> **WHAT THE EXERCISE ASKS**: Filter the entries below, keeping only lines with the word "Hypaton".

________________________

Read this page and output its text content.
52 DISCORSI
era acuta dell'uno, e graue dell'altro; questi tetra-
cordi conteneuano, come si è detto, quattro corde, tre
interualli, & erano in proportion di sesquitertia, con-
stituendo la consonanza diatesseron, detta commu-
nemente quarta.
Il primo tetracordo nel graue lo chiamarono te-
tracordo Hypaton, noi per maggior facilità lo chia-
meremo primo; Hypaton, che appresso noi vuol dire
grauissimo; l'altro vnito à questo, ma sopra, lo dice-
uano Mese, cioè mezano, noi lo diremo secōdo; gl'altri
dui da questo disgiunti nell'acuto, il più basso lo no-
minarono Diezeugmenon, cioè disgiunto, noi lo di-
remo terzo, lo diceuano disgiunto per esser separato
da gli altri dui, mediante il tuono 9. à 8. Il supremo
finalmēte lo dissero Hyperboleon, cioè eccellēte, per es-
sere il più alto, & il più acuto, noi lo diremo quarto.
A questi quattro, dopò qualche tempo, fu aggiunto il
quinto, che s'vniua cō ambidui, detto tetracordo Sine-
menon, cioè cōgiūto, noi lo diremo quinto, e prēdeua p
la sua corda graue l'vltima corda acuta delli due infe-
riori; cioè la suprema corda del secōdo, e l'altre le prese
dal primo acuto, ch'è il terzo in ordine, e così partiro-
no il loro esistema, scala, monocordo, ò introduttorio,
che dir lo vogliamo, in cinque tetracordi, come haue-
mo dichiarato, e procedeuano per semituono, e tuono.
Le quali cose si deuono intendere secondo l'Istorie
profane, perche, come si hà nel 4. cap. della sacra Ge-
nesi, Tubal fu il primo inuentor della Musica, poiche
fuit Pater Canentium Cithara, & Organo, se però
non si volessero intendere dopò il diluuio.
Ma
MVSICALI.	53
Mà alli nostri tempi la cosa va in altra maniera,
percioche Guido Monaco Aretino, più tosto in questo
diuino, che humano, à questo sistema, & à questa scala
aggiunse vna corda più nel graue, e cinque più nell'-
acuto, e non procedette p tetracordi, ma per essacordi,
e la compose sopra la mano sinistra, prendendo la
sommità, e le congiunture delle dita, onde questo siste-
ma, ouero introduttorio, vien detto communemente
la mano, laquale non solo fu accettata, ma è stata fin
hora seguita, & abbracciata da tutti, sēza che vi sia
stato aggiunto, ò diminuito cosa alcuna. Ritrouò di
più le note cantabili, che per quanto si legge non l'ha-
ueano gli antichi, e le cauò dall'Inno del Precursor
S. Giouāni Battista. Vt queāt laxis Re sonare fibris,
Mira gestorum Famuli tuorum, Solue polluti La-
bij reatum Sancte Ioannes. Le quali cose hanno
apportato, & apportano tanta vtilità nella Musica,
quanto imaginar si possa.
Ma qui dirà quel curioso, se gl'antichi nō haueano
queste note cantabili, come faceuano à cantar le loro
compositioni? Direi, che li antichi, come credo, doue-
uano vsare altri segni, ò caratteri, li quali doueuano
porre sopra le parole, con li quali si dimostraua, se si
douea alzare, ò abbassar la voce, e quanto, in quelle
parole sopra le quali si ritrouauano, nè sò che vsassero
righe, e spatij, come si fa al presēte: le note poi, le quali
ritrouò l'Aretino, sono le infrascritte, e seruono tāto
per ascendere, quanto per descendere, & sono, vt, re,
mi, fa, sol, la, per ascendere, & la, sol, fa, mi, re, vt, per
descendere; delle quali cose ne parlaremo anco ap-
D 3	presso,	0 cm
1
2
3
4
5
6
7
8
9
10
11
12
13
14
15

________________________

> **RESULT**:
tracordo Hypaton, noi per maggior facilità lo chia-
meremo primo; Hypaton, che appresso noi vuol dire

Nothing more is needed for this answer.